AIM OF THE EXERCISE ▸
Quote the listing below in full and exactly as written, but omit every picture.

LISTING ▸
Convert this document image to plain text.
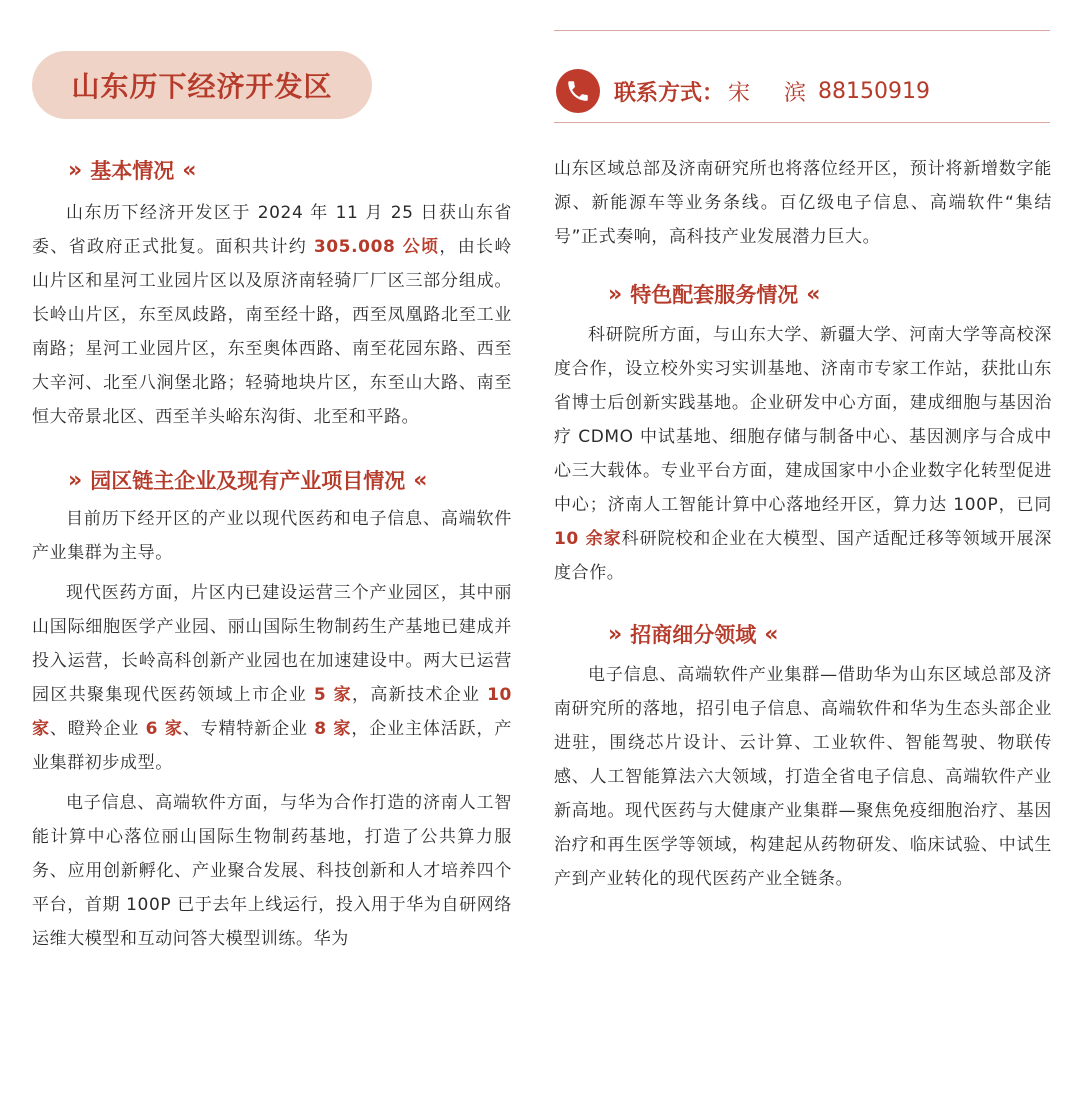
山东历下经济开发区	联系方式： 宋　滨 88150919
» 基本情况 «

山东历下经济开发区于 2024 年 11 月 25 日获山东省委、省政府正式批复。面积共计约 305.008 公顷，由长岭山片区和星河工业园片区以及原济南轻骑厂厂区三部分组成。长岭山片区，东至凤歧路，南至经十路，西至凤凰路北至工业南路；星河工业园片区，东至奥体西路、南至花园东路、西至大辛河、北至八涧堡北路；轻骑地块片区，东至山大路、南至恒大帝景北区、西至羊头峪东沟街、北至和平路。

» 园区链主企业及现有产业项目情况 «

目前历下经开区的产业以现代医药和电子信息、高端软件产业集群为主导。

现代医药方面，片区内已建设运营三个产业园区，其中丽山国际细胞医学产业园、丽山国际生物制药生产基地已建成并投入运营，长岭高科创新产业园也在加速建设中。两大已运营园区共聚集现代医药领域上市企业 5 家，高新技术企业 10 家、瞪羚企业 6 家、专精特新企业 8 家，企业主体活跃，产业集群初步成型。

电子信息、高端软件方面，与华为合作打造的济南人工智能计算中心落位丽山国际生物制药基地，打造了公共算力服务、应用创新孵化、产业聚合发展、科技创新和人才培养四个平台，首期 100P 已于去年上线运行，投入用于华为自研网络运维大模型和互动问答大模型训练。华为

山东区域总部及济南研究所也将落位经开区，预计将新增数字能源、新能源车等业务条线。百亿级电子信息、高端软件“集结号”正式奏响，高科技产业发展潜力巨大。

» 特色配套服务情况 «

科研院所方面，与山东大学、新疆大学、河南大学等高校深度合作，设立校外实习实训基地、济南市专家工作站，获批山东省博士后创新实践基地。企业研发中心方面，建成细胞与基因治疗 CDMO 中试基地、细胞存储与制备中心、基因测序与合成中心三大载体。专业平台方面，建成国家中小企业数字化转型促进中心；济南人工智能计算中心落地经开区，算力达 100P，已同10 余家科研院校和企业在大模型、国产适配迁移等领域开展深度合作。

» 招商细分领域 «

电子信息、高端软件产业集群—借助华为山东区域总部及济南研究所的落地，招引电子信息、高端软件和华为生态头部企业进驻，围绕芯片设计、云计算、工业软件、智能驾驶、物联传感、人工智能算法六大领域，打造全省电子信息、高端软件产业新高地。现代医药与大健康产业集群—聚焦免疫细胞治疗、基因治疗和再生医学等领域，构建起从药物研发、临床试验、中试生产到产业转化的现代医药产业全链条。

TASK OUTPUT ▸
Convert this document image to plain text.
山东历下经济开发区	联系方式： 宋　滨 88150919
» 基本情况 «

山东历下经济开发区于 2024 年 11 月 25 日获山东省委、省政府正式批复。面积共计约 305.008 公顷，由长岭山片区和星河工业园片区以及原济南轻骑厂厂区三部分组成。长岭山片区，东至凤歧路，南至经十路，西至凤凰路北至工业南路；星河工业园片区，东至奥体西路、南至花园东路、西至大辛河、北至八涧堡北路；轻骑地块片区，东至山大路、南至恒大帝景北区、西至羊头峪东沟街、北至和平路。

» 园区链主企业及现有产业项目情况 «

目前历下经开区的产业以现代医药和电子信息、高端软件产业集群为主导。

现代医药方面，片区内已建设运营三个产业园区，其中丽山国际细胞医学产业园、丽山国际生物制药生产基地已建成并投入运营，长岭高科创新产业园也在加速建设中。两大已运营园区共聚集现代医药领域上市企业 5 家，高新技术企业 10 家、瞪羚企业 6 家、专精特新企业 8 家，企业主体活跃，产业集群初步成型。

电子信息、高端软件方面，与华为合作打造的济南人工智能计算中心落位丽山国际生物制药基地，打造了公共算力服务、应用创新孵化、产业聚合发展、科技创新和人才培养四个平台，首期 100P 已于去年上线运行，投入用于华为自研网络运维大模型和互动问答大模型训练。华为

山东区域总部及济南研究所也将落位经开区，预计将新增数字能源、新能源车等业务条线。百亿级电子信息、高端软件“集结号”正式奏响，高科技产业发展潜力巨大。

» 特色配套服务情况 «

科研院所方面，与山东大学、新疆大学、河南大学等高校深度合作，设立校外实习实训基地、济南市专家工作站，获批山东省博士后创新实践基地。企业研发中心方面，建成细胞与基因治疗 CDMO 中试基地、细胞存储与制备中心、基因测序与合成中心三大载体。专业平台方面，建成国家中小企业数字化转型促进中心；济南人工智能计算中心落地经开区，算力达 100P，已同10 余家科研院校和企业在大模型、国产适配迁移等领域开展深度合作。

» 招商细分领域 «

电子信息、高端软件产业集群—借助华为山东区域总部及济南研究所的落地，招引电子信息、高端软件和华为生态头部企业进驻，围绕芯片设计、云计算、工业软件、智能驾驶、物联传感、人工智能算法六大领域，打造全省电子信息、高端软件产业新高地。现代医药与大健康产业集群—聚焦免疫细胞治疗、基因治疗和再生医学等领域，构建起从药物研发、临床试验、中试生产到产业转化的现代医药产业全链条。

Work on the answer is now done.